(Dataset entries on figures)

■ ■ ■ ■ ■

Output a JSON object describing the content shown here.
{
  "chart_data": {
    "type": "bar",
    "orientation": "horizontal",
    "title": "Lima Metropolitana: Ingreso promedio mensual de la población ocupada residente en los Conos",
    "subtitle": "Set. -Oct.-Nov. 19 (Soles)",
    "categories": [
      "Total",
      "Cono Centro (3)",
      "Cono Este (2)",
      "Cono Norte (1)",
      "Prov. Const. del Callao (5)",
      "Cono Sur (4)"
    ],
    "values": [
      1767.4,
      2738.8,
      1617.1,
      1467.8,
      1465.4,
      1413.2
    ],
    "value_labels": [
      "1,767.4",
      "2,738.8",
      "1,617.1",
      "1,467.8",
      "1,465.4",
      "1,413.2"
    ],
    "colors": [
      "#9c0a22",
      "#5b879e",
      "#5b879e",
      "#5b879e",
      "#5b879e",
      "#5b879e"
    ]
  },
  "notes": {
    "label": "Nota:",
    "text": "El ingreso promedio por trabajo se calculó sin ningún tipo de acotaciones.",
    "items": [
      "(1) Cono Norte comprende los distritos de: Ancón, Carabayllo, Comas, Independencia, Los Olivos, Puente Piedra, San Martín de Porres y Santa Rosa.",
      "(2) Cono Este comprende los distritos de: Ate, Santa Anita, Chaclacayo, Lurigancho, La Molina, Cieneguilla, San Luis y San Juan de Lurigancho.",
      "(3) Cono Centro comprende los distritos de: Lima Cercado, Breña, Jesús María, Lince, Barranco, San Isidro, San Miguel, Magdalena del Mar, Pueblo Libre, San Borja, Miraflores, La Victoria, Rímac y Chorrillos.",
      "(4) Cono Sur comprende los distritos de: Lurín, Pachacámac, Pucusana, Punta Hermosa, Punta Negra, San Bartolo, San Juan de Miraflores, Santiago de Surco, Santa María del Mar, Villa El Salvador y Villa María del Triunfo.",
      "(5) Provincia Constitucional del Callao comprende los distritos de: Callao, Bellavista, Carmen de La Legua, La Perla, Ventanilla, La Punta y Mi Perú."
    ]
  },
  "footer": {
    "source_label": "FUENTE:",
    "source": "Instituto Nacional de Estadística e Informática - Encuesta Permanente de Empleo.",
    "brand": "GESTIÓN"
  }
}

■ ■ ■ ■ ■

__SHORT PROBLEM__: From the entries above, copy every line containing the word "Centro".

__TASK RESULT__:
      "Cono Centro (3)",
      "(3) Cono Centro comprende los distritos de: Lima Cercado, Breña, Jesús María, Lince, Barranco, San Isidro, San Miguel, Magdalena del Mar, Pueblo Libre, San Borja, Miraflores, La Victoria, Rímac y Chorrillos.",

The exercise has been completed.